Retype each record below word for word. Leave the pictures out.

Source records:
+ + + + +

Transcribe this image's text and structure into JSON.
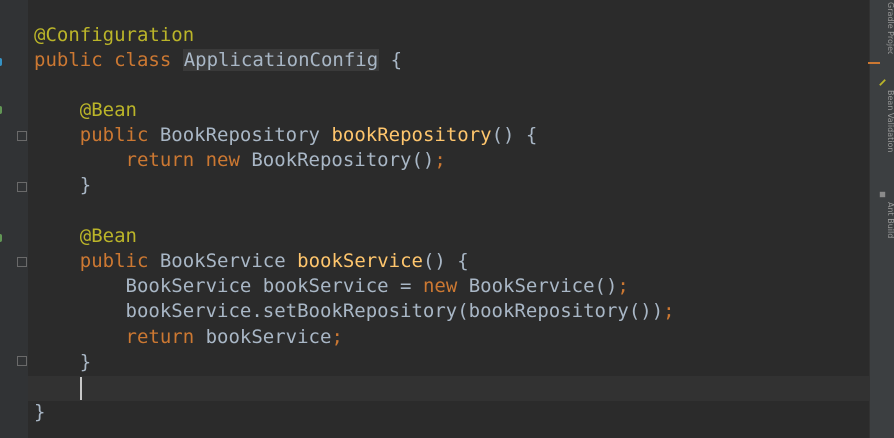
{
  "editor": {
    "lines": [
      {
        "tokens": [
          {
            "t": "@Configuration",
            "c": "ann"
          }
        ]
      },
      {
        "tokens": [
          {
            "t": "public class ",
            "c": "kw"
          },
          {
            "t": "ApplicationConfig",
            "c": "hl"
          },
          {
            "t": " {",
            "c": ""
          }
        ]
      },
      {
        "tokens": []
      },
      {
        "tokens": [
          {
            "t": "    @Bean",
            "c": "ann"
          }
        ]
      },
      {
        "tokens": [
          {
            "t": "    public ",
            "c": "kw"
          },
          {
            "t": "BookRepository ",
            "c": ""
          },
          {
            "t": "bookRepository",
            "c": "fn"
          },
          {
            "t": "() {",
            "c": ""
          }
        ]
      },
      {
        "tokens": [
          {
            "t": "        return new ",
            "c": "kw"
          },
          {
            "t": "BookRepository()",
            "c": ""
          },
          {
            "t": ";",
            "c": "kw"
          }
        ]
      },
      {
        "tokens": [
          {
            "t": "    }",
            "c": ""
          }
        ]
      },
      {
        "tokens": []
      },
      {
        "tokens": [
          {
            "t": "    @Bean",
            "c": "ann"
          }
        ]
      },
      {
        "tokens": [
          {
            "t": "    public ",
            "c": "kw"
          },
          {
            "t": "BookService ",
            "c": ""
          },
          {
            "t": "bookService",
            "c": "fn"
          },
          {
            "t": "() {",
            "c": ""
          }
        ]
      },
      {
        "tokens": [
          {
            "t": "        BookService bookService = ",
            "c": ""
          },
          {
            "t": "new ",
            "c": "kw"
          },
          {
            "t": "BookService()",
            "c": ""
          },
          {
            "t": ";",
            "c": "kw"
          }
        ]
      },
      {
        "tokens": [
          {
            "t": "        bookService.setBookRepository(bookRepository())",
            "c": ""
          },
          {
            "t": ";",
            "c": "kw"
          }
        ]
      },
      {
        "tokens": [
          {
            "t": "        return ",
            "c": "kw"
          },
          {
            "t": "bookService",
            "c": ""
          },
          {
            "t": ";",
            "c": "kw"
          }
        ]
      },
      {
        "tokens": [
          {
            "t": "    }",
            "c": ""
          }
        ]
      },
      {
        "tokens": []
      },
      {
        "tokens": [
          {
            "t": "}",
            "c": ""
          }
        ]
      }
    ]
  },
  "sidebar": {
    "tabs": [
      {
        "label": "Gradle Projects",
        "icon": "gradle-icon"
      },
      {
        "label": "Bean Validation",
        "icon": "bean-validation-icon"
      },
      {
        "label": "Ant Build",
        "icon": "ant-build-icon"
      }
    ]
  },
  "colors": {
    "background": "#2b2b2b",
    "keyword": "#cc7832",
    "annotation": "#bbb529",
    "method": "#ffc66d",
    "text": "#a9b7c6"
  }
}
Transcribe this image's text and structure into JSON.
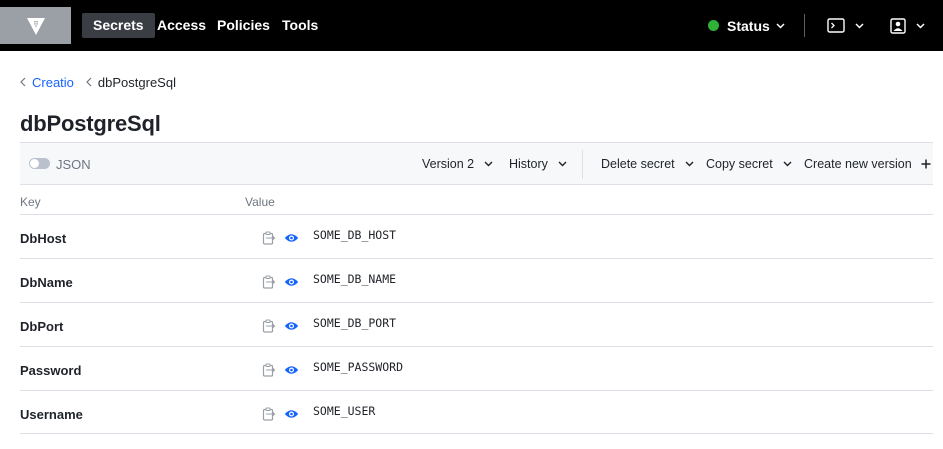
{
  "nav": {
    "items": [
      {
        "label": "Secrets",
        "active": true
      },
      {
        "label": "Access",
        "active": false
      },
      {
        "label": "Policies",
        "active": false
      },
      {
        "label": "Tools",
        "active": false
      }
    ],
    "status_label": "Status",
    "status_color": "#2eb039"
  },
  "breadcrumb": {
    "parent": "Creatio",
    "current": "dbPostgreSql"
  },
  "page": {
    "title": "dbPostgreSql"
  },
  "toolbar": {
    "json_label": "JSON",
    "json_enabled": false,
    "version_label": "Version 2",
    "history_label": "History",
    "delete_label": "Delete secret",
    "copy_label": "Copy secret",
    "create_label": "Create new version"
  },
  "table": {
    "columns": {
      "key": "Key",
      "value": "Value"
    },
    "rows": [
      {
        "key": "DbHost",
        "value": "SOME_DB_HOST"
      },
      {
        "key": "DbName",
        "value": "SOME_DB_NAME"
      },
      {
        "key": "DbPort",
        "value": "SOME_DB_PORT"
      },
      {
        "key": "Password",
        "value": "SOME_PASSWORD"
      },
      {
        "key": "Username",
        "value": "SOME_USER"
      }
    ]
  },
  "colors": {
    "accent": "#1563ff",
    "nav_bg": "#000000",
    "active_nav": "#3b3d45"
  }
}
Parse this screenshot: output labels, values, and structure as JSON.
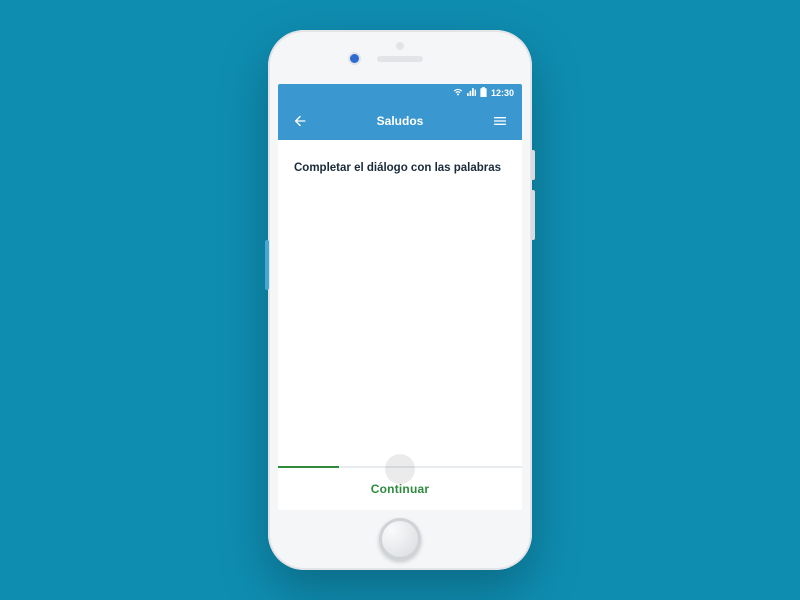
{
  "status": {
    "time": "12:30"
  },
  "appbar": {
    "title": "Saludos"
  },
  "content": {
    "instruction": "Completar el diálogo con las palabras"
  },
  "footer": {
    "continue_label": "Continuar"
  },
  "progress": {
    "percent": 25
  },
  "colors": {
    "primary": "#3b97cf",
    "accent": "#2e8b3d",
    "bg": "#0f8db1"
  }
}
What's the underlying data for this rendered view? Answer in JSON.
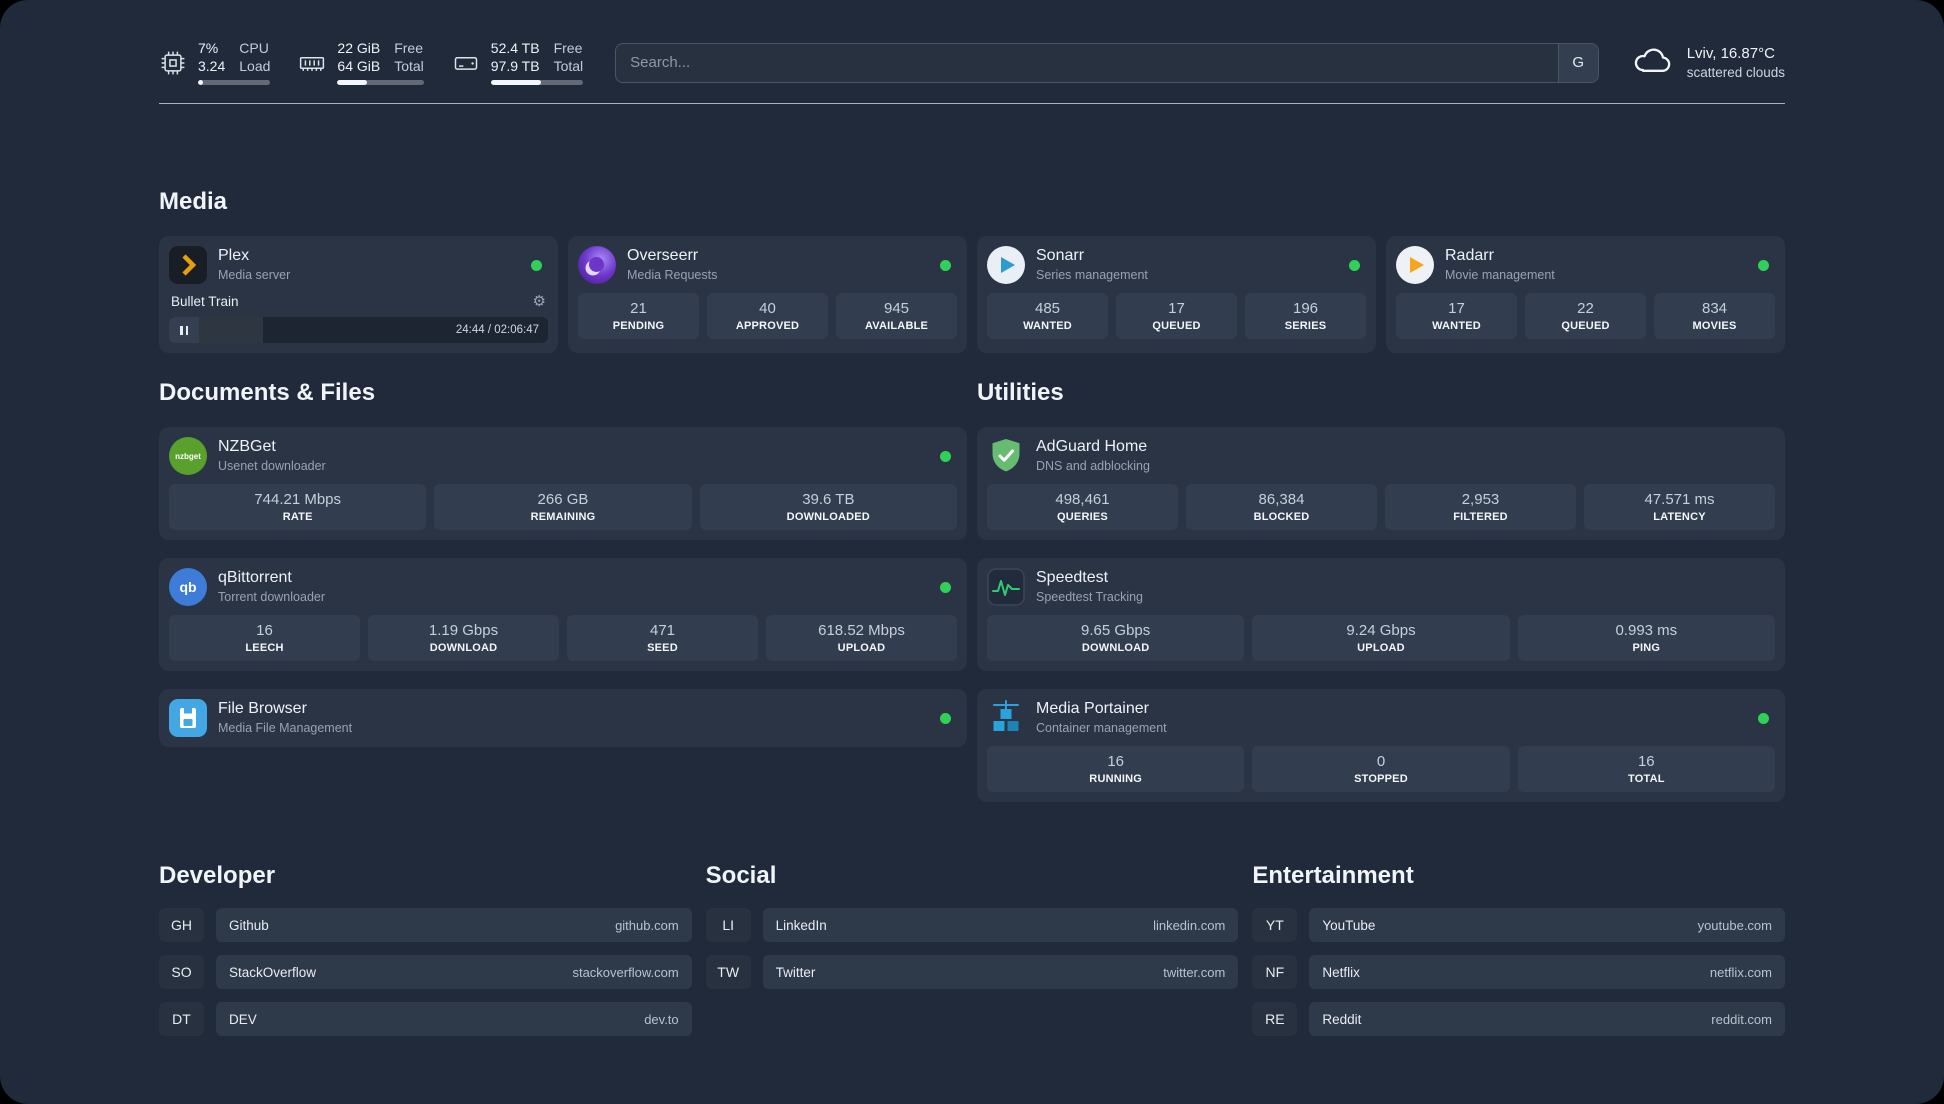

+ + + + +

• **Correct output**
Transcribe this image's text and structure into JSON.
{
  "editor": {
    "lines": [
      {
        "tokens": [
          {
            "t": "@Configuration",
            "c": "ann"
          }
        ]
      },
      {
        "tokens": [
          {
            "t": "public class ",
            "c": "kw"
          },
          {
            "t": "ApplicationConfig",
            "c": "hl"
          },
          {
            "t": " {",
            "c": ""
          }
        ]
      },
      {
        "tokens": []
      },
      {
        "tokens": [
          {
            "t": "    @Bean",
            "c": "ann"
          }
        ]
      },
      {
        "tokens": [
          {
            "t": "    public ",
            "c": "kw"
          },
          {
            "t": "BookRepository ",
            "c": ""
          },
          {
            "t": "bookRepository",
            "c": "fn"
          },
          {
            "t": "() {",
            "c": ""
          }
        ]
      },
      {
        "tokens": [
          {
            "t": "        return new ",
            "c": "kw"
          },
          {
            "t": "BookRepository()",
            "c": ""
          },
          {
            "t": ";",
            "c": "kw"
          }
        ]
      },
      {
        "tokens": [
          {
            "t": "    }",
            "c": ""
          }
        ]
      },
      {
        "tokens": []
      },
      {
        "tokens": [
          {
            "t": "    @Bean",
            "c": "ann"
          }
        ]
      },
      {
        "tokens": [
          {
            "t": "    public ",
            "c": "kw"
          },
          {
            "t": "BookService ",
            "c": ""
          },
          {
            "t": "bookService",
            "c": "fn"
          },
          {
            "t": "() {",
            "c": ""
          }
        ]
      },
      {
        "tokens": [
          {
            "t": "        BookService bookService = ",
            "c": ""
          },
          {
            "t": "new ",
            "c": "kw"
          },
          {
            "t": "BookService()",
            "c": ""
          },
          {
            "t": ";",
            "c": "kw"
          }
        ]
      },
      {
        "tokens": [
          {
            "t": "        bookService.setBookRepository(bookRepository())",
            "c": ""
          },
          {
            "t": ";",
            "c": "kw"
          }
        ]
      },
      {
        "tokens": [
          {
            "t": "        return ",
            "c": "kw"
          },
          {
            "t": "bookService",
            "c": ""
          },
          {
            "t": ";",
            "c": "kw"
          }
        ]
      },
      {
        "tokens": [
          {
            "t": "    }",
            "c": ""
          }
        ]
      },
      {
        "tokens": []
      },
      {
        "tokens": [
          {
            "t": "}",
            "c": ""
          }
        ]
      }
    ]
  },
  "sidebar": {
    "tabs": [
      {
        "label": "Gradle Projects",
        "icon": "gradle-icon"
      },
      {
        "label": "Bean Validation",
        "icon": "bean-validation-icon"
      },
      {
        "label": "Ant Build",
        "icon": "ant-build-icon"
      }
    ]
  },
  "colors": {
    "background": "#2b2b2b",
    "keyword": "#cc7832",
    "annotation": "#bbb529",
    "method": "#ffc66d",
    "text": "#a9b7c6"
  }
}
Transcribe this image's text and structure into JSON.
{
  "nav": {
    "items": [
      {
        "label": "Secrets",
        "active": true
      },
      {
        "label": "Access",
        "active": false
      },
      {
        "label": "Policies",
        "active": false
      },
      {
        "label": "Tools",
        "active": false
      }
    ],
    "status_label": "Status",
    "status_color": "#2eb039"
  },
  "breadcrumb": {
    "parent": "Creatio",
    "current": "dbPostgreSql"
  },
  "page": {
    "title": "dbPostgreSql"
  },
  "toolbar": {
    "json_label": "JSON",
    "json_enabled": false,
    "version_label": "Version 2",
    "history_label": "History",
    "delete_label": "Delete secret",
    "copy_label": "Copy secret",
    "create_label": "Create new version"
  },
  "table": {
    "columns": {
      "key": "Key",
      "value": "Value"
    },
    "rows": [
      {
        "key": "DbHost",
        "value": "SOME_DB_HOST"
      },
      {
        "key": "DbName",
        "value": "SOME_DB_NAME"
      },
      {
        "key": "DbPort",
        "value": "SOME_DB_PORT"
      },
      {
        "key": "Password",
        "value": "SOME_PASSWORD"
      },
      {
        "key": "Username",
        "value": "SOME_USER"
      }
    ]
  },
  "colors": {
    "accent": "#1563ff",
    "nav_bg": "#000000",
    "active_nav": "#3b3d45"
  }
}
Parse this screenshot: output labels, values, and structure as JSON.
{
  "status": {
    "time": "12:30"
  },
  "appbar": {
    "title": "Saludos"
  },
  "content": {
    "instruction": "Completar el diálogo con las palabras"
  },
  "footer": {
    "continue_label": "Continuar"
  },
  "progress": {
    "percent": 25
  },
  "colors": {
    "primary": "#3b97cf",
    "accent": "#2e8b3d",
    "bg": "#0f8db1"
  }
}
What's the underlying data for this rendered view? Answer in JSON.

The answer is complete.